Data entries
==============================
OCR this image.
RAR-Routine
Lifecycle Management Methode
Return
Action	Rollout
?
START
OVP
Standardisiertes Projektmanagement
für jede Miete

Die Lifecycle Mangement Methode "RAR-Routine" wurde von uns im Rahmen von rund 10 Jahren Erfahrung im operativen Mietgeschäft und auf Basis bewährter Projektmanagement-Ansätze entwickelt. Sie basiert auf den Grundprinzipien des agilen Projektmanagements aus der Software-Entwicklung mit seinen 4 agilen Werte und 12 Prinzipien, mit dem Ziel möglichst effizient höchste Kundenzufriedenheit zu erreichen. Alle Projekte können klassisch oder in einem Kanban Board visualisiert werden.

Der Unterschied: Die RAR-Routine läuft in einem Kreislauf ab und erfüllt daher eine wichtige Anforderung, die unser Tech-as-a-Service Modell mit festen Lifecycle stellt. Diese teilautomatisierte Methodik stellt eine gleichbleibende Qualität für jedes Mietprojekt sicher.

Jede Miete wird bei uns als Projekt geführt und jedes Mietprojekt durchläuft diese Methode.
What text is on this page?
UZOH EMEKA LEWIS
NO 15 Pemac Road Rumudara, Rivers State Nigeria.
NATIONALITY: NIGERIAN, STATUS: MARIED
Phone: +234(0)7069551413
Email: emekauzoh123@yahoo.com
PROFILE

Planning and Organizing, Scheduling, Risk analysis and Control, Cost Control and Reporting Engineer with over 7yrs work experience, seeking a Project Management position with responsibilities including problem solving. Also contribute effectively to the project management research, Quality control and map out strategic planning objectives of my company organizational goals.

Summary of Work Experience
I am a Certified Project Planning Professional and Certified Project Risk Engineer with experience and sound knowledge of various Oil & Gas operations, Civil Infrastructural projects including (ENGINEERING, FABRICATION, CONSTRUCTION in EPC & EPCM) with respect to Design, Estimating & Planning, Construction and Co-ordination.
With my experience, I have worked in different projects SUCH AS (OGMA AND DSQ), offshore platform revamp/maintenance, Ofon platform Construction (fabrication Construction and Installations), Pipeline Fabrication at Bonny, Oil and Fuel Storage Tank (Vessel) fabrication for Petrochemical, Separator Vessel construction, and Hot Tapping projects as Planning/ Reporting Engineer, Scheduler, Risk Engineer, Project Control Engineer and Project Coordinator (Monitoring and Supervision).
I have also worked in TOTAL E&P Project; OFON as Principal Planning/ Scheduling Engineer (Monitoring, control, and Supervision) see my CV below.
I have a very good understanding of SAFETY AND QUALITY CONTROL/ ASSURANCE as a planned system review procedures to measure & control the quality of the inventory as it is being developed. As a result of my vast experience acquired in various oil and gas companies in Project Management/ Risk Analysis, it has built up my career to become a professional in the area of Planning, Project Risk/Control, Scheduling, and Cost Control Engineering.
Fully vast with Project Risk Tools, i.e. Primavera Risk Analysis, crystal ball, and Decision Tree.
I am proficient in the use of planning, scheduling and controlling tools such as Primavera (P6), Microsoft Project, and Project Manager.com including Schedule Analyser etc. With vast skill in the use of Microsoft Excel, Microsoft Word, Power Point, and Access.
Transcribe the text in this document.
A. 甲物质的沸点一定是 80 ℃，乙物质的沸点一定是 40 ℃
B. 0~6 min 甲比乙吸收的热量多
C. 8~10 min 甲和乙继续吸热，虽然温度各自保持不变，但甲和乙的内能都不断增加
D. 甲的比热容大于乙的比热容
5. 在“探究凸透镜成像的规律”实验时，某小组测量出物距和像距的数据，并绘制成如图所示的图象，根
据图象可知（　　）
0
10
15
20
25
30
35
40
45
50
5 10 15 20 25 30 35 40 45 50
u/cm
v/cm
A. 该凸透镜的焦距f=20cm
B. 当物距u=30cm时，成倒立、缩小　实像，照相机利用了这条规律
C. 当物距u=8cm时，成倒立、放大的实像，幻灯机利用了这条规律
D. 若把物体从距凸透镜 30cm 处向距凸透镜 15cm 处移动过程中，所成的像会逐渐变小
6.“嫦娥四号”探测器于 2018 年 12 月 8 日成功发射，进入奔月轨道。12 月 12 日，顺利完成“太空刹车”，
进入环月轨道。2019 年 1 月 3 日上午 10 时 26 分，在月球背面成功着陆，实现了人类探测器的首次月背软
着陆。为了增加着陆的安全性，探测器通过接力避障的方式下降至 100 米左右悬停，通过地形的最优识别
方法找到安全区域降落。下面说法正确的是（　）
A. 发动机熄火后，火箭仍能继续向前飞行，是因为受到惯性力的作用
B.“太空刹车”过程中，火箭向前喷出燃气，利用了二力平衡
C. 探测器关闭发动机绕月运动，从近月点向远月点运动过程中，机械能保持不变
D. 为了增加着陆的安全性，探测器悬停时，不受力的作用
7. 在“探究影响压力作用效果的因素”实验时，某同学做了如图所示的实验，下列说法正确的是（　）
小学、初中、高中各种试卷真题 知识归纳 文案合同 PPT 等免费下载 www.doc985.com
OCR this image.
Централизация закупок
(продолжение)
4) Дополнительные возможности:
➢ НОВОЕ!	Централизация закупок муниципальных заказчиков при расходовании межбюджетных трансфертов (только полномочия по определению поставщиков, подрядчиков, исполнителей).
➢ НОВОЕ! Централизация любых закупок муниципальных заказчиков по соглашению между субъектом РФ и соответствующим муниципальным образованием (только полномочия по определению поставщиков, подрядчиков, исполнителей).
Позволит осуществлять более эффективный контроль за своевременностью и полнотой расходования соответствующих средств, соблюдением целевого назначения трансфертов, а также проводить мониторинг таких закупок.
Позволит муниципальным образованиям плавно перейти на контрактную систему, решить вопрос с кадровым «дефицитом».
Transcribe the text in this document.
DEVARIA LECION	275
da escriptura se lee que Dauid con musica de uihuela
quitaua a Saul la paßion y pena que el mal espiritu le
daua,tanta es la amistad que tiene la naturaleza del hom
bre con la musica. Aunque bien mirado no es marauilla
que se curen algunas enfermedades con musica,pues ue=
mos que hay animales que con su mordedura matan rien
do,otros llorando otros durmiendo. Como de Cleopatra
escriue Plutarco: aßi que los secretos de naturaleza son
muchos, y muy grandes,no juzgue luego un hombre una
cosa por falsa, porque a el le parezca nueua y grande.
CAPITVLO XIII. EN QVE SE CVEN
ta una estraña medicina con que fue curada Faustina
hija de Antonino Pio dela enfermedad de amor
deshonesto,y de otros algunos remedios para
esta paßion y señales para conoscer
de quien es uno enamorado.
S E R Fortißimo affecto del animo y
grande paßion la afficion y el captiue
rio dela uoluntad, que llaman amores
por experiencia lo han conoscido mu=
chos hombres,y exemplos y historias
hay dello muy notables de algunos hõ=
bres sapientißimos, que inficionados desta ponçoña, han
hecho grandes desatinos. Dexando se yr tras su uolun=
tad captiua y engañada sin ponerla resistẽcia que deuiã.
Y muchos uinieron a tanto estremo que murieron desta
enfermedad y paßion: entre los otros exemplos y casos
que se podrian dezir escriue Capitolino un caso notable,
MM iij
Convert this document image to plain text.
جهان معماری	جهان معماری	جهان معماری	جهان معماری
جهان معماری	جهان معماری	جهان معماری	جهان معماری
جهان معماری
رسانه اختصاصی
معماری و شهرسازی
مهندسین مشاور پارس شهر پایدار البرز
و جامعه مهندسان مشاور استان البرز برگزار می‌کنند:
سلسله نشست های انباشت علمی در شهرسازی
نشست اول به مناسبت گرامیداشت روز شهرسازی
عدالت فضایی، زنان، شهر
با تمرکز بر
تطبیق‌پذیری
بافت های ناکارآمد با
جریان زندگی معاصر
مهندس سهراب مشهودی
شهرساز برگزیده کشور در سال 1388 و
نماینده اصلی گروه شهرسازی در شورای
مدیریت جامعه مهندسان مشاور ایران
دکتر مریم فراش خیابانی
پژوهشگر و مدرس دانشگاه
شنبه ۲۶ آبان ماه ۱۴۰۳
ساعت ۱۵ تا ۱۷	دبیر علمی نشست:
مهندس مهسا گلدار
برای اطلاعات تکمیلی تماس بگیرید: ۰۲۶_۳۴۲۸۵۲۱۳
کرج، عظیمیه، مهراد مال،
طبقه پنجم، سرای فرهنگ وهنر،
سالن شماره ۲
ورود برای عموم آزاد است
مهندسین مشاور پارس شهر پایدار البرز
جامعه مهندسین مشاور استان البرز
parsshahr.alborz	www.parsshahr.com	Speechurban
==============================
» Given instruction
List all lines in the material containing the string "Mietprojekt".

» The result
Der Unterschied: Die RAR-Routine läuft in einem Kreislauf ab und erfüllt daher eine wichtige Anforderung, die unser Tech-as-a-Service Modell mit festen Lifecycle stellt. Diese teilautomatisierte Methodik stellt eine gleichbleibende Qualität für jedes Mietprojekt sicher.
Jede Miete wird bei uns als Projekt geführt und jedes Mietprojekt durchläuft diese Methode.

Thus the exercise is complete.